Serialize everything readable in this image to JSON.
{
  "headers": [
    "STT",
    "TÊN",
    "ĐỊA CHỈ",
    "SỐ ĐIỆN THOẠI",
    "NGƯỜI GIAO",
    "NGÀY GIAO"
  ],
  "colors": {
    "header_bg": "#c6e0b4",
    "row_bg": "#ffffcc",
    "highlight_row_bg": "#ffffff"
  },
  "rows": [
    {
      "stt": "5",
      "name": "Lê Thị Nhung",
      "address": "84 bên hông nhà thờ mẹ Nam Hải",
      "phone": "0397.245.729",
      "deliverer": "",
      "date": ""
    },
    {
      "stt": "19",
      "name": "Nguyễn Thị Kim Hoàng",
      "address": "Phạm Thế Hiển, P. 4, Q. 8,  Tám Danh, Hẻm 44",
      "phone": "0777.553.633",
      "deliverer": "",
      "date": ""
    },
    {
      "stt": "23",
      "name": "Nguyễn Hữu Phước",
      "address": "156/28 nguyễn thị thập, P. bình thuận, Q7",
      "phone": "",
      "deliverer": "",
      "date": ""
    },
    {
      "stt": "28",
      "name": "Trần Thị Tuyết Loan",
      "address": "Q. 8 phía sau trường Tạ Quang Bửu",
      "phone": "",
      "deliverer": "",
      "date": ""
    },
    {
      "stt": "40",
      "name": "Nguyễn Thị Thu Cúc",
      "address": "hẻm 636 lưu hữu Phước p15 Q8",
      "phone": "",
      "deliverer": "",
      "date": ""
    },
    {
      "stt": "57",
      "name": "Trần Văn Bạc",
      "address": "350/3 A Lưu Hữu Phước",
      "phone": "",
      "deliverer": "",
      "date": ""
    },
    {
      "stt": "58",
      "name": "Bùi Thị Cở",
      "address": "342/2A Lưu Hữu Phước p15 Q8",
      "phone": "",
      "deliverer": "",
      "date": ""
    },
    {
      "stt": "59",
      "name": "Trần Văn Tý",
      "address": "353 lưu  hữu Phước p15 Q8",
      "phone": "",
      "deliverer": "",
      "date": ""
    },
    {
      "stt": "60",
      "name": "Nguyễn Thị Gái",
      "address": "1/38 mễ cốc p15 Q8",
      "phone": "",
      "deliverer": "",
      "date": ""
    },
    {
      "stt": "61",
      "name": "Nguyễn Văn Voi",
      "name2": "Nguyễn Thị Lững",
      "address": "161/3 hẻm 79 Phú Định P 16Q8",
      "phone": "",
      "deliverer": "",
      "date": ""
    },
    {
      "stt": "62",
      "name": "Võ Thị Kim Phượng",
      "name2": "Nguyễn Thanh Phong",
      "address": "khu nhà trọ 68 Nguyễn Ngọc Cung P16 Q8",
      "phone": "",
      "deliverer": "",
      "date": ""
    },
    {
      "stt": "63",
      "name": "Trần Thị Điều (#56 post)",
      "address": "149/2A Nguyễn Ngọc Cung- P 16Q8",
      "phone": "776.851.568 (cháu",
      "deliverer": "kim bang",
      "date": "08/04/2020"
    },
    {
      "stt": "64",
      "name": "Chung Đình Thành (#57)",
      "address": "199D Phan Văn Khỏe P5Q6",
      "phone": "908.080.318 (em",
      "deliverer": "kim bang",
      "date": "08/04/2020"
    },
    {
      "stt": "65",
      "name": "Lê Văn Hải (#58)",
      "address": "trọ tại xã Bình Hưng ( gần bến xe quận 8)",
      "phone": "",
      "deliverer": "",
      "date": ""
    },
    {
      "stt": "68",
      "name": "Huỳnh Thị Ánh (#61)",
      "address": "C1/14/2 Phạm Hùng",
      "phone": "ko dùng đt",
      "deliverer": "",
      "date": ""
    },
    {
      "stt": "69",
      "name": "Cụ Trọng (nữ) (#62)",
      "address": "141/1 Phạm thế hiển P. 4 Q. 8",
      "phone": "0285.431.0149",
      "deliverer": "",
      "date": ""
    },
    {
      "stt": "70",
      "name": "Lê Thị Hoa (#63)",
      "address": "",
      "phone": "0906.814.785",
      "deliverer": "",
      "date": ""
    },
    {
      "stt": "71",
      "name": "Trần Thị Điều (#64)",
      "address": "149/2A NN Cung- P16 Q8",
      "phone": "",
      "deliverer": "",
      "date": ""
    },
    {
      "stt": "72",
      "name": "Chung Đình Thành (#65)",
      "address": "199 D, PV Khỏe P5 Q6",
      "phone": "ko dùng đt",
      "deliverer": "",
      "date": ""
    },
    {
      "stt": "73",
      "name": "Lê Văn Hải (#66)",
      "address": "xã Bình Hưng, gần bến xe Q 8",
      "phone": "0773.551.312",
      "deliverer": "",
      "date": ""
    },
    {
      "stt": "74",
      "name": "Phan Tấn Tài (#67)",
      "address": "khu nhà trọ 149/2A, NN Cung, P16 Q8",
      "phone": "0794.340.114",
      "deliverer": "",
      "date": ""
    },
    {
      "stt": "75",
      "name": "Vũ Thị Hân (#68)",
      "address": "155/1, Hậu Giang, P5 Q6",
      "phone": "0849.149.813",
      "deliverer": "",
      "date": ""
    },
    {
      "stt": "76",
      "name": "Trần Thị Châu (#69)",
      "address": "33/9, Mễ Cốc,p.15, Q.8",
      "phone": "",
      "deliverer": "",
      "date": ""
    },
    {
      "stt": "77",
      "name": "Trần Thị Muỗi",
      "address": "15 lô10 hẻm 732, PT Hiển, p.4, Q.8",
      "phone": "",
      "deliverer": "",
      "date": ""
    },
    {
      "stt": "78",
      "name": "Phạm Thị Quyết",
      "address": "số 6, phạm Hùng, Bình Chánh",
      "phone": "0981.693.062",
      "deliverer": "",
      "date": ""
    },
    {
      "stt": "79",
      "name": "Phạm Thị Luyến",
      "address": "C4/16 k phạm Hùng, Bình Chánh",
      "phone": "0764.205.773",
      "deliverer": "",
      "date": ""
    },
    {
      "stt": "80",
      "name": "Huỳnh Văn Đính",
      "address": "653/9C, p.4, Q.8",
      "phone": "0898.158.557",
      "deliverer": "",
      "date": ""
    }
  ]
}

- Problem to solve:
Each line of the material should be echoed exactly.

- Result of the task:
Serialize everything readable in this image to JSON.
{
  "headers": [
    "STT",
    "TÊN",
    "ĐỊA CHỈ",
    "SỐ ĐIỆN THOẠI",
    "NGƯỜI GIAO",
    "NGÀY GIAO"
  ],
  "colors": {
    "header_bg": "#c6e0b4",
    "row_bg": "#ffffcc",
    "highlight_row_bg": "#ffffff"
  },
  "rows": [
    {
      "stt": "5",
      "name": "Lê Thị Nhung",
      "address": "84 bên hông nhà thờ mẹ Nam Hải",
      "phone": "0397.245.729",
      "deliverer": "",
      "date": ""
    },
    {
      "stt": "19",
      "name": "Nguyễn Thị Kim Hoàng",
      "address": "Phạm Thế Hiển, P. 4, Q. 8,  Tám Danh, Hẻm 44",
      "phone": "0777.553.633",
      "deliverer": "",
      "date": ""
    },
    {
      "stt": "23",
      "name": "Nguyễn Hữu Phước",
      "address": "156/28 nguyễn thị thập, P. bình thuận, Q7",
      "phone": "",
      "deliverer": "",
      "date": ""
    },
    {
      "stt": "28",
      "name": "Trần Thị Tuyết Loan",
      "address": "Q. 8 phía sau trường Tạ Quang Bửu",
      "phone": "",
      "deliverer": "",
      "date": ""
    },
    {
      "stt": "40",
      "name": "Nguyễn Thị Thu Cúc",
      "address": "hẻm 636 lưu hữu Phước p15 Q8",
      "phone": "",
      "deliverer": "",
      "date": ""
    },
    {
      "stt": "57",
      "name": "Trần Văn Bạc",
      "address": "350/3 A Lưu Hữu Phước",
      "phone": "",
      "deliverer": "",
      "date": ""
    },
    {
      "stt": "58",
      "name": "Bùi Thị Cở",
      "address": "342/2A Lưu Hữu Phước p15 Q8",
      "phone": "",
      "deliverer": "",
      "date": ""
    },
    {
      "stt": "59",
      "name": "Trần Văn Tý",
      "address": "353 lưu  hữu Phước p15 Q8",
      "phone": "",
      "deliverer": "",
      "date": ""
    },
    {
      "stt": "60",
      "name": "Nguyễn Thị Gái",
      "address": "1/38 mễ cốc p15 Q8",
      "phone": "",
      "deliverer": "",
      "date": ""
    },
    {
      "stt": "61",
      "name": "Nguyễn Văn Voi",
      "name2": "Nguyễn Thị Lững",
      "address": "161/3 hẻm 79 Phú Định P 16Q8",
      "phone": "",
      "deliverer": "",
      "date": ""
    },
    {
      "stt": "62",
      "name": "Võ Thị Kim Phượng",
      "name2": "Nguyễn Thanh Phong",
      "address": "khu nhà trọ 68 Nguyễn Ngọc Cung P16 Q8",
      "phone": "",
      "deliverer": "",
      "date": ""
    },
    {
      "stt": "63",
      "name": "Trần Thị Điều (#56 post)",
      "address": "149/2A Nguyễn Ngọc Cung- P 16Q8",
      "phone": "776.851.568 (cháu",
      "deliverer": "kim bang",
      "date": "08/04/2020"
    },
    {
      "stt": "64",
      "name": "Chung Đình Thành (#57)",
      "address": "199D Phan Văn Khỏe P5Q6",
      "phone": "908.080.318 (em",
      "deliverer": "kim bang",
      "date": "08/04/2020"
    },
    {
      "stt": "65",
      "name": "Lê Văn Hải (#58)",
      "address": "trọ tại xã Bình Hưng ( gần bến xe quận 8)",
      "phone": "",
      "deliverer": "",
      "date": ""
    },
    {
      "stt": "68",
      "name": "Huỳnh Thị Ánh (#61)",
      "address": "C1/14/2 Phạm Hùng",
      "phone": "ko dùng đt",
      "deliverer": "",
      "date": ""
    },
    {
      "stt": "69",
      "name": "Cụ Trọng (nữ) (#62)",
      "address": "141/1 Phạm thế hiển P. 4 Q. 8",
      "phone": "0285.431.0149",
      "deliverer": "",
      "date": ""
    },
    {
      "stt": "70",
      "name": "Lê Thị Hoa (#63)",
      "address": "",
      "phone": "0906.814.785",
      "deliverer": "",
      "date": ""
    },
    {
      "stt": "71",
      "name": "Trần Thị Điều (#64)",
      "address": "149/2A NN Cung- P16 Q8",
      "phone": "",
      "deliverer": "",
      "date": ""
    },
    {
      "stt": "72",
      "name": "Chung Đình Thành (#65)",
      "address": "199 D, PV Khỏe P5 Q6",
      "phone": "ko dùng đt",
      "deliverer": "",
      "date": ""
    },
    {
      "stt": "73",
      "name": "Lê Văn Hải (#66)",
      "address": "xã Bình Hưng, gần bến xe Q 8",
      "phone": "0773.551.312",
      "deliverer": "",
      "date": ""
    },
    {
      "stt": "74",
      "name": "Phan Tấn Tài (#67)",
      "address": "khu nhà trọ 149/2A, NN Cung, P16 Q8",
      "phone": "0794.340.114",
      "deliverer": "",
      "date": ""
    },
    {
      "stt": "75",
      "name": "Vũ Thị Hân (#68)",
      "address": "155/1, Hậu Giang, P5 Q6",
      "phone": "0849.149.813",
      "deliverer": "",
      "date": ""
    },
    {
      "stt": "76",
      "name": "Trần Thị Châu (#69)",
      "address": "33/9, Mễ Cốc,p.15, Q.8",
      "phone": "",
      "deliverer": "",
      "date": ""
    },
    {
      "stt": "77",
      "name": "Trần Thị Muỗi",
      "address": "15 lô10 hẻm 732, PT Hiển, p.4, Q.8",
      "phone": "",
      "deliverer": "",
      "date": ""
    },
    {
      "stt": "78",
      "name": "Phạm Thị Quyết",
      "address": "số 6, phạm Hùng, Bình Chánh",
      "phone": "0981.693.062",
      "deliverer": "",
      "date": ""
    },
    {
      "stt": "79",
      "name": "Phạm Thị Luyến",
      "address": "C4/16 k phạm Hùng, Bình Chánh",
      "phone": "0764.205.773",
      "deliverer": "",
      "date": ""
    },
    {
      "stt": "80",
      "name": "Huỳnh Văn Đính",
      "address": "653/9C, p.4, Q.8",
      "phone": "0898.158.557",
      "deliverer": "",
      "date": ""
    }
  ]
}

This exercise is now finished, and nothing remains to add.